What is needed: Go through the entries one line at a time, and gather every line that has the word "VelcroVax".

Material to process:
↓↓↓
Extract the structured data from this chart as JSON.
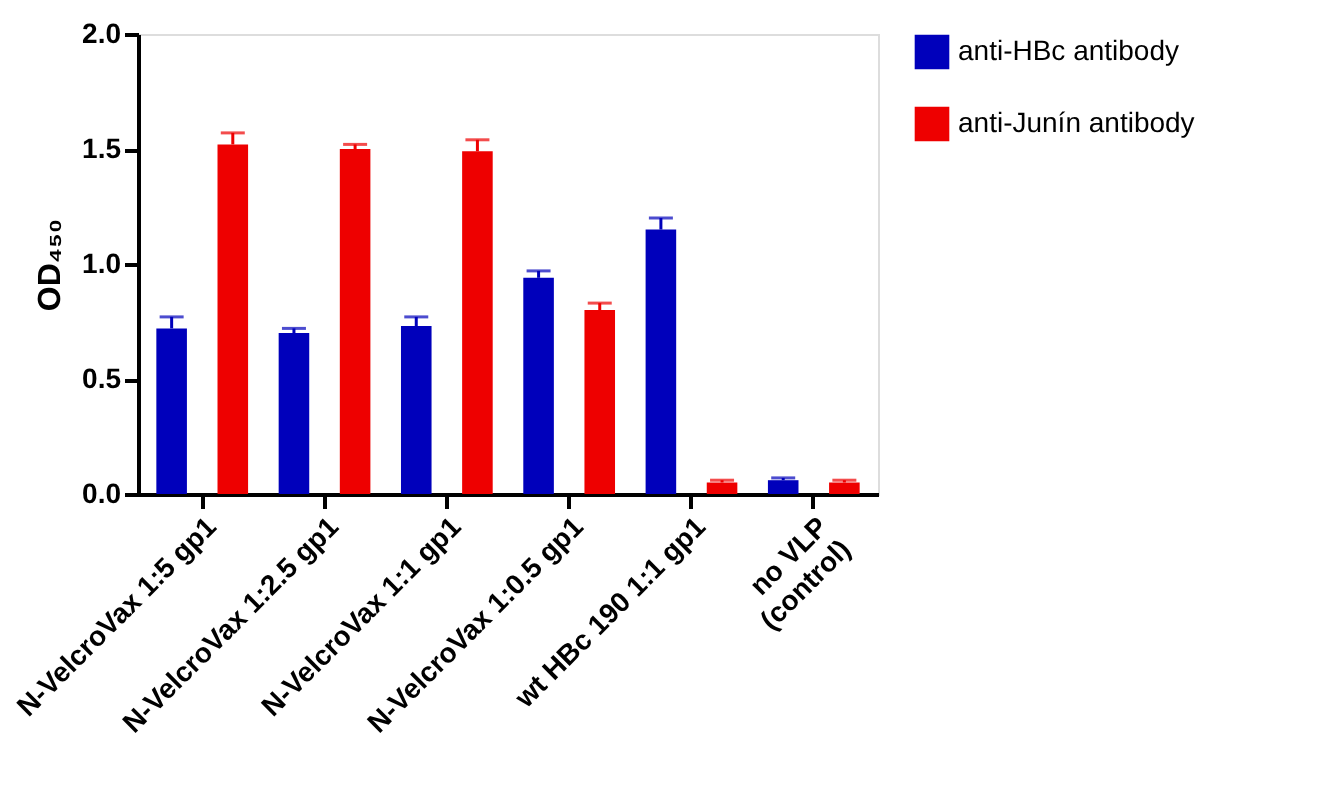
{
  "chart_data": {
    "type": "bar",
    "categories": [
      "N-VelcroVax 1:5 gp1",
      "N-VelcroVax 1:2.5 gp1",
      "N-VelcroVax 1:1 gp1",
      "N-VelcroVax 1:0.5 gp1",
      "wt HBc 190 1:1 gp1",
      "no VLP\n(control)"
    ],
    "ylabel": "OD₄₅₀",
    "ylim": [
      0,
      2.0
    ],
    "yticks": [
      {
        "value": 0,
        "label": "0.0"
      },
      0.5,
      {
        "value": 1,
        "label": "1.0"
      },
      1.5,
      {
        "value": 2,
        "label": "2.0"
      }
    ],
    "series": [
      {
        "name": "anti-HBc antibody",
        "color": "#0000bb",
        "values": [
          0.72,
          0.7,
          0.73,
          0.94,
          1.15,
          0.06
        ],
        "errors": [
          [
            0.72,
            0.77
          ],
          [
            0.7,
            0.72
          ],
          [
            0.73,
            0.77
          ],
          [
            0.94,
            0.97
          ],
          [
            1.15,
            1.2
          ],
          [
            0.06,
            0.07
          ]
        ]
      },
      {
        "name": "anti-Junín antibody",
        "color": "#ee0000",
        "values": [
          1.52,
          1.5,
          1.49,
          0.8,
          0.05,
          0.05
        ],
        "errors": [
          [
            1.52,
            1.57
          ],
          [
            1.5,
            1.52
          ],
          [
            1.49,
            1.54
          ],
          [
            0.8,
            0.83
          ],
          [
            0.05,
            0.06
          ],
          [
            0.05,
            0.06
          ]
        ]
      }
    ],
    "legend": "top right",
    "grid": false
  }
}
↑↑↑
↓↓↓
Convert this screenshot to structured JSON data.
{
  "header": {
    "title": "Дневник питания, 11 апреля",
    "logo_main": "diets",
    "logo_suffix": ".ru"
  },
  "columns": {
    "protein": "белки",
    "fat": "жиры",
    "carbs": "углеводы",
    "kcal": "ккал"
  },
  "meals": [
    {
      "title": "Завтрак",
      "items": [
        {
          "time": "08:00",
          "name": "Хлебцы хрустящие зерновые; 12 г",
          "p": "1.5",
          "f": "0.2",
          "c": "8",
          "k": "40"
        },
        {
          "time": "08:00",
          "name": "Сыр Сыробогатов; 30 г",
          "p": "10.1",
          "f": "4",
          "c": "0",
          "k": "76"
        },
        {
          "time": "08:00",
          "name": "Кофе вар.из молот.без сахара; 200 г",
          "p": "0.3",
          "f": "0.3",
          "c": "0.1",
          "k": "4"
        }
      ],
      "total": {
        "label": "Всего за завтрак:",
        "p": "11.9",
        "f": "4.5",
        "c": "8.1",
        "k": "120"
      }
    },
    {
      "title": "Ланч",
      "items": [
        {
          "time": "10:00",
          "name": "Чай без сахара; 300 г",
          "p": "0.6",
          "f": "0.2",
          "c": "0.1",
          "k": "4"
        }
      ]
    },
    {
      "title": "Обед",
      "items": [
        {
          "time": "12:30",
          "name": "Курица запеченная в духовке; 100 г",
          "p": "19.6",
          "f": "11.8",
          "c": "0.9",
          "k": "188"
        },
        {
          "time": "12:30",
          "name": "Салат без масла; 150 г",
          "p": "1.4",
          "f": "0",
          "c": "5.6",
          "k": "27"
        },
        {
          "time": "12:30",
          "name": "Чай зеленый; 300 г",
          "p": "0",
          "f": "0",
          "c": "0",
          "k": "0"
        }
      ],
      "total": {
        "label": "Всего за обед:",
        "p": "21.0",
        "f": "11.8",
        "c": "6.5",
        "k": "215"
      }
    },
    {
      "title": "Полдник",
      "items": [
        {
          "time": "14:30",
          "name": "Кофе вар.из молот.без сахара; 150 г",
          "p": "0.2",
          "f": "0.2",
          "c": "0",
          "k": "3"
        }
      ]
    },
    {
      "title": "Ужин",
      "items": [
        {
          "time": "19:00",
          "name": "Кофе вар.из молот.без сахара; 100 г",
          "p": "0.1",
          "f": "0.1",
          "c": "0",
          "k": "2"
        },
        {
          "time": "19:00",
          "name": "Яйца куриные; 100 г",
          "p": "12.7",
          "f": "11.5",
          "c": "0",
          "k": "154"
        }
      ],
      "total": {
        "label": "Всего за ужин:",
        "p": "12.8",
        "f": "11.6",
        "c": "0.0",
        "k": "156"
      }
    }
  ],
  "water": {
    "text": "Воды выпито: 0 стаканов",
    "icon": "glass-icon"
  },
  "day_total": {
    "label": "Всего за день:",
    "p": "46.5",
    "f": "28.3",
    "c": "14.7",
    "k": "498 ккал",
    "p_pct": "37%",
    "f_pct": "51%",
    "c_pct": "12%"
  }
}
↑↑↑
Answer area:
      "N-VelcroVax 1:5 gp1",
      "N-VelcroVax 1:2.5 gp1",
      "N-VelcroVax 1:1 gp1",
      "N-VelcroVax 1:0.5 gp1",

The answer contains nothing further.